■ **WHAT IS NEEDED**: Return the whole listing, keeping every character the same.

---------- LISTED ENTRIES ----------

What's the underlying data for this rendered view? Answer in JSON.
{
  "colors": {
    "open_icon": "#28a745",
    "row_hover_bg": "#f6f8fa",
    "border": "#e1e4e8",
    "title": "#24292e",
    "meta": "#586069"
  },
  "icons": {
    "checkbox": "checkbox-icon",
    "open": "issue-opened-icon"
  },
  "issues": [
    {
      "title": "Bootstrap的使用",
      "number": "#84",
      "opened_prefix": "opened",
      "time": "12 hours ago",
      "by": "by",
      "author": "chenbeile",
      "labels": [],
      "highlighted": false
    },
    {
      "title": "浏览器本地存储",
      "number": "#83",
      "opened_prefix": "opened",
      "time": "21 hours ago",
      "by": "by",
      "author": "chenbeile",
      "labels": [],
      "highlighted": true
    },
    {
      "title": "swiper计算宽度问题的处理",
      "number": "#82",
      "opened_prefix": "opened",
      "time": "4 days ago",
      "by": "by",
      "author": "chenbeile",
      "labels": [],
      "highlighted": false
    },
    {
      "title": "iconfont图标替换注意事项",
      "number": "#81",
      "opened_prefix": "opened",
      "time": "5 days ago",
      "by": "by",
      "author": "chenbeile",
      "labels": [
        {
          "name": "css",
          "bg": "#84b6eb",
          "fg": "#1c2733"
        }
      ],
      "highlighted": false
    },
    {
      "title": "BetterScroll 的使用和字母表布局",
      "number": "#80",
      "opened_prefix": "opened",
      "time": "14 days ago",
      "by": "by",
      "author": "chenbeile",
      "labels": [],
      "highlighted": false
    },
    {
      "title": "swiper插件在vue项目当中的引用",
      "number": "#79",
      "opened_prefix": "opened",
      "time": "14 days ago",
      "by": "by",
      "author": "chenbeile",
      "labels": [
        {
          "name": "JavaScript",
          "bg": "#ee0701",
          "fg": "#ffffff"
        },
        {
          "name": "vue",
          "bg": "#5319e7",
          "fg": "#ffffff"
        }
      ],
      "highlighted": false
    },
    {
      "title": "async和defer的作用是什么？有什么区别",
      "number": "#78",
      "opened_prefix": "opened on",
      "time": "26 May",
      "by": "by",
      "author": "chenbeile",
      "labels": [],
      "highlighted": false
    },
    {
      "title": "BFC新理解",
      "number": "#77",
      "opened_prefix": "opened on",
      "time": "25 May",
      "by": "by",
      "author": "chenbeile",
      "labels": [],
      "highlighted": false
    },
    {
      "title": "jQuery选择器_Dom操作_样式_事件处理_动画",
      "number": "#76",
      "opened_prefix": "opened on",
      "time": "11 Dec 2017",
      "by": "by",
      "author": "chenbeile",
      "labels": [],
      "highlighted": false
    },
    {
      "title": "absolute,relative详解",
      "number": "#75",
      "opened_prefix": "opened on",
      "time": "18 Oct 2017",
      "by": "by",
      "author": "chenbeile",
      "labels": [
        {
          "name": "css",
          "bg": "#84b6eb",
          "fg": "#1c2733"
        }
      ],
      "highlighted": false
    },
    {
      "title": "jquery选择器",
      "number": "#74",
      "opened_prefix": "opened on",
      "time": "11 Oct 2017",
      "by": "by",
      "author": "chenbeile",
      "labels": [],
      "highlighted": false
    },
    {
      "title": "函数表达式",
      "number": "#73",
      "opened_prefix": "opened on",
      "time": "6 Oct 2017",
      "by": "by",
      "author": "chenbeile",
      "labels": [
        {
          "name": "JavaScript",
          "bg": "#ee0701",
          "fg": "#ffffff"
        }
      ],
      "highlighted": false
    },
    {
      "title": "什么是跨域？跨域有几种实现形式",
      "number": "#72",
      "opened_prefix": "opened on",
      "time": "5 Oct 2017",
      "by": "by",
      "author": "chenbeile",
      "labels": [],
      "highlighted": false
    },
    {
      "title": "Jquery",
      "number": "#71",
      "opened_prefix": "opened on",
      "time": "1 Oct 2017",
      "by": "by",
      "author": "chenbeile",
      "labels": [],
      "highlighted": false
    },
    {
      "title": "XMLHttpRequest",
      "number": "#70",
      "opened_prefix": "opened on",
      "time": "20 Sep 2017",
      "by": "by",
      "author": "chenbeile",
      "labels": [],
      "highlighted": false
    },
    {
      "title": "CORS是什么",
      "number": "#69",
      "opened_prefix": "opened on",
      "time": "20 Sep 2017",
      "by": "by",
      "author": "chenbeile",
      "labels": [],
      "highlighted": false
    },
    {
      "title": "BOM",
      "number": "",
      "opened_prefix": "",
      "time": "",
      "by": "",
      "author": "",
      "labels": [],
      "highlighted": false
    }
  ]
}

----------

■ **FULL OUTPUT**:
What's the underlying data for this rendered view? Answer in JSON.
{
  "colors": {
    "open_icon": "#28a745",
    "row_hover_bg": "#f6f8fa",
    "border": "#e1e4e8",
    "title": "#24292e",
    "meta": "#586069"
  },
  "icons": {
    "checkbox": "checkbox-icon",
    "open": "issue-opened-icon"
  },
  "issues": [
    {
      "title": "Bootstrap的使用",
      "number": "#84",
      "opened_prefix": "opened",
      "time": "12 hours ago",
      "by": "by",
      "author": "chenbeile",
      "labels": [],
      "highlighted": false
    },
    {
      "title": "浏览器本地存储",
      "number": "#83",
      "opened_prefix": "opened",
      "time": "21 hours ago",
      "by": "by",
      "author": "chenbeile",
      "labels": [],
      "highlighted": true
    },
    {
      "title": "swiper计算宽度问题的处理",
      "number": "#82",
      "opened_prefix": "opened",
      "time": "4 days ago",
      "by": "by",
      "author": "chenbeile",
      "labels": [],
      "highlighted": false
    },
    {
      "title": "iconfont图标替换注意事项",
      "number": "#81",
      "opened_prefix": "opened",
      "time": "5 days ago",
      "by": "by",
      "author": "chenbeile",
      "labels": [
        {
          "name": "css",
          "bg": "#84b6eb",
          "fg": "#1c2733"
        }
      ],
      "highlighted": false
    },
    {
      "title": "BetterScroll 的使用和字母表布局",
      "number": "#80",
      "opened_prefix": "opened",
      "time": "14 days ago",
      "by": "by",
      "author": "chenbeile",
      "labels": [],
      "highlighted": false
    },
    {
      "title": "swiper插件在vue项目当中的引用",
      "number": "#79",
      "opened_prefix": "opened",
      "time": "14 days ago",
      "by": "by",
      "author": "chenbeile",
      "labels": [
        {
          "name": "JavaScript",
          "bg": "#ee0701",
          "fg": "#ffffff"
        },
        {
          "name": "vue",
          "bg": "#5319e7",
          "fg": "#ffffff"
        }
      ],
      "highlighted": false
    },
    {
      "title": "async和defer的作用是什么？有什么区别",
      "number": "#78",
      "opened_prefix": "opened on",
      "time": "26 May",
      "by": "by",
      "author": "chenbeile",
      "labels": [],
      "highlighted": false
    },
    {
      "title": "BFC新理解",
      "number": "#77",
      "opened_prefix": "opened on",
      "time": "25 May",
      "by": "by",
      "author": "chenbeile",
      "labels": [],
      "highlighted": false
    },
    {
      "title": "jQuery选择器_Dom操作_样式_事件处理_动画",
      "number": "#76",
      "opened_prefix": "opened on",
      "time": "11 Dec 2017",
      "by": "by",
      "author": "chenbeile",
      "labels": [],
      "highlighted": false
    },
    {
      "title": "absolute,relative详解",
      "number": "#75",
      "opened_prefix": "opened on",
      "time": "18 Oct 2017",
      "by": "by",
      "author": "chenbeile",
      "labels": [
        {
          "name": "css",
          "bg": "#84b6eb",
          "fg": "#1c2733"
        }
      ],
      "highlighted": false
    },
    {
      "title": "jquery选择器",
      "number": "#74",
      "opened_prefix": "opened on",
      "time": "11 Oct 2017",
      "by": "by",
      "author": "chenbeile",
      "labels": [],
      "highlighted": false
    },
    {
      "title": "函数表达式",
      "number": "#73",
      "opened_prefix": "opened on",
      "time": "6 Oct 2017",
      "by": "by",
      "author": "chenbeile",
      "labels": [
        {
          "name": "JavaScript",
          "bg": "#ee0701",
          "fg": "#ffffff"
        }
      ],
      "highlighted": false
    },
    {
      "title": "什么是跨域？跨域有几种实现形式",
      "number": "#72",
      "opened_prefix": "opened on",
      "time": "5 Oct 2017",
      "by": "by",
      "author": "chenbeile",
      "labels": [],
      "highlighted": false
    },
    {
      "title": "Jquery",
      "number": "#71",
      "opened_prefix": "opened on",
      "time": "1 Oct 2017",
      "by": "by",
      "author": "chenbeile",
      "labels": [],
      "highlighted": false
    },
    {
      "title": "XMLHttpRequest",
      "number": "#70",
      "opened_prefix": "opened on",
      "time": "20 Sep 2017",
      "by": "by",
      "author": "chenbeile",
      "labels": [],
      "highlighted": false
    },
    {
      "title": "CORS是什么",
      "number": "#69",
      "opened_prefix": "opened on",
      "time": "20 Sep 2017",
      "by": "by",
      "author": "chenbeile",
      "labels": [],
      "highlighted": false
    },
    {
      "title": "BOM",
      "number": "",
      "opened_prefix": "",
      "time": "",
      "by": "",
      "author": "",
      "labels": [],
      "highlighted": false
    }
  ]
}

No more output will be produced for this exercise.